START EXERCISE INPUTS

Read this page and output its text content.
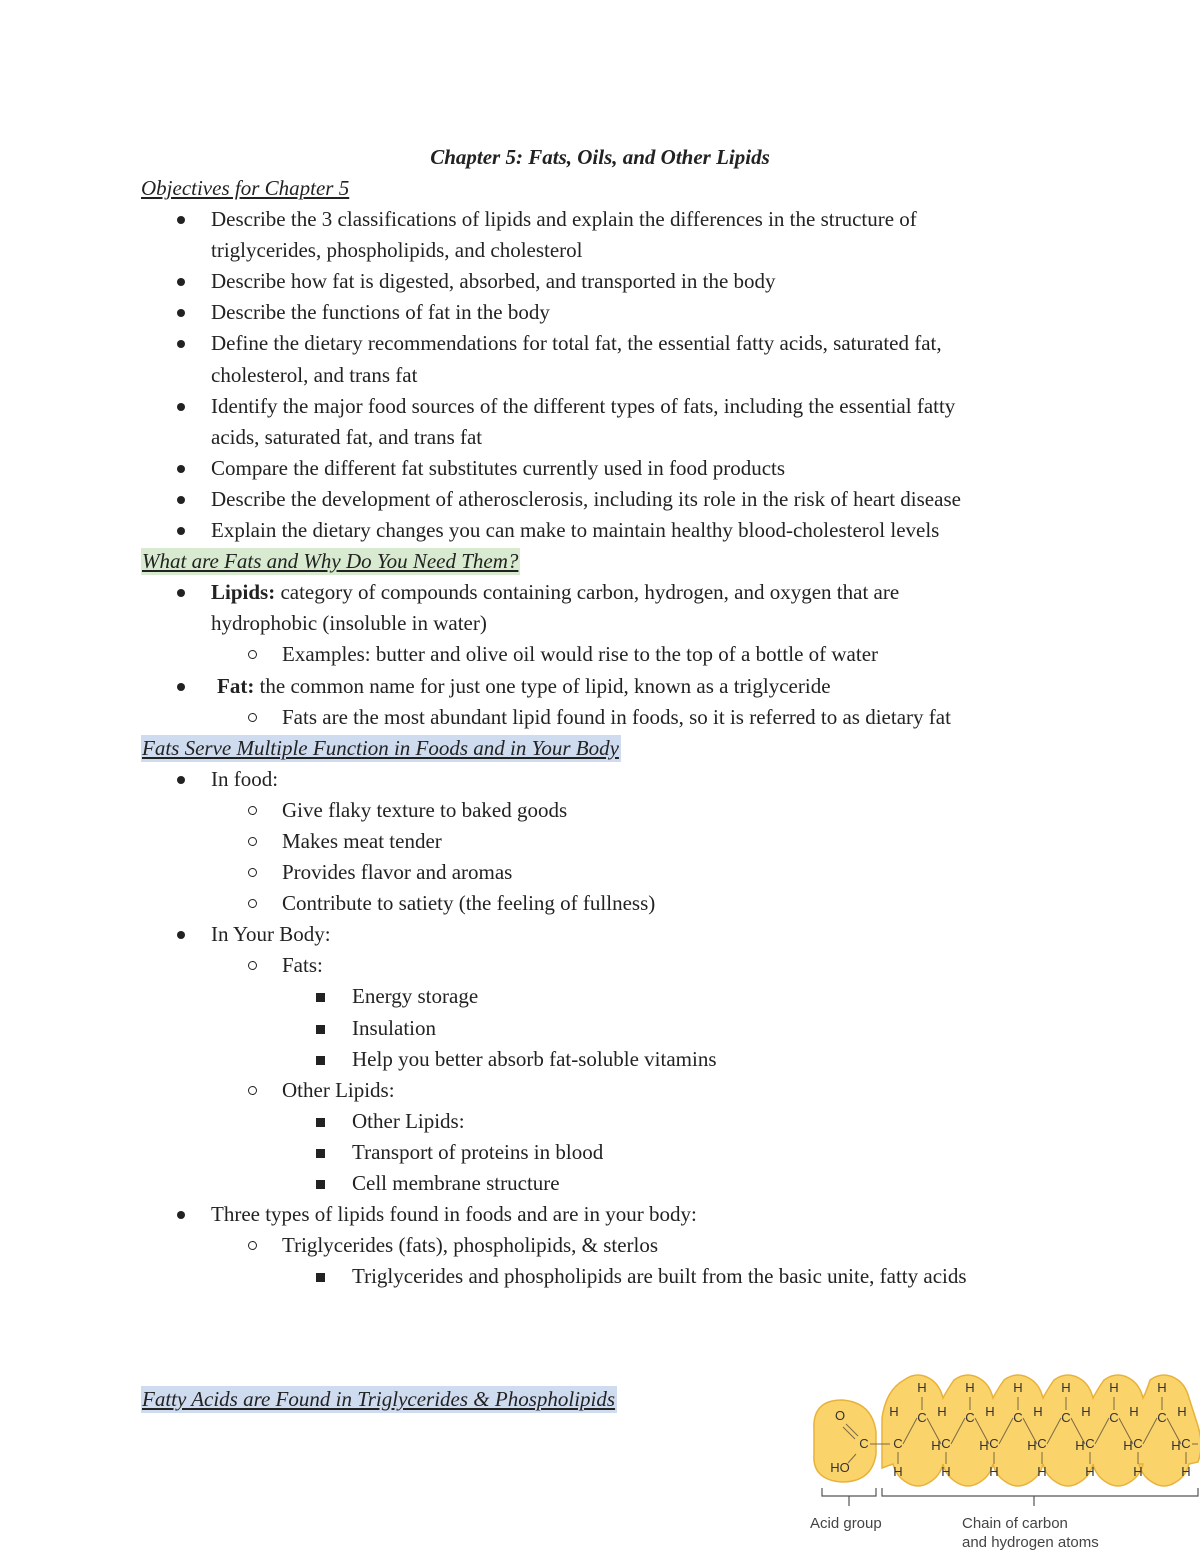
Chapter 5: Fats, Oils, and Other Lipids
Objectives for Chapter 5
Describe the 3 classifications of lipids and explain the differences in the structure of
triglycerides, phospholipids, and cholesterol
Describe how fat is digested, absorbed, and transported in the body
Describe the functions of fat in the body
Define the dietary recommendations for total fat, the essential fatty acids, saturated fat,
cholesterol, and trans fat
Identify the major food sources of the different types of fats, including the essential fatty
acids, saturated fat, and trans fat
Compare the different fat substitutes currently used in food products
Describe the development of atherosclerosis, including its role in the risk of heart disease
Explain the dietary changes you can make to maintain healthy blood-cholesterol levels
What are Fats and Why Do You Need Them?
Lipids: category of compounds containing carbon, hydrogen, and oxygen that are
hydrophobic (insoluble in water)
Examples: butter and olive oil would rise to the top of a bottle of water
Fat: the common name for just one type of lipid, known as a triglyceride
Fats are the most abundant lipid found in foods, so it is referred to as dietary fat
Fats Serve Multiple Function in Foods and in Your Body
In food:
Give flaky texture to baked goods
Makes meat tender
Provides flavor and aromas
Contribute to satiety (the feeling of fullness)
In Your Body:
Fats:
Energy storage
Insulation
Help you better absorb fat-soluble vitamins
Other Lipids:
Other Lipids:
Transport of proteins in blood
Cell membrane structure
Three types of lipids found in foods and are in your body:
Triglycerides (fats), phospholipids, & sterlos
Triglycerides and phospholipids are built from the basic unite, fatty acids
Fatty Acids are Found in Triglycerides & Phospholipids
O
C
HO
C
H
H C
H
H C
H
H C
H
H C
H
H C
H
H C
H
H C
H
H C
H
H C
H
H C
H
H C
H
H C
H
H
Acid group	Chain of carbon
and hydrogen atoms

END EXERCISE INPUTS

YOUR GOAL. The expected result is every line above containing the string "cholesterol".

FINISHED EXERCISE.
triglycerides, phospholipids, and cholesterol
cholesterol, and trans fat
Explain the dietary changes you can make to maintain healthy blood-cholesterol levels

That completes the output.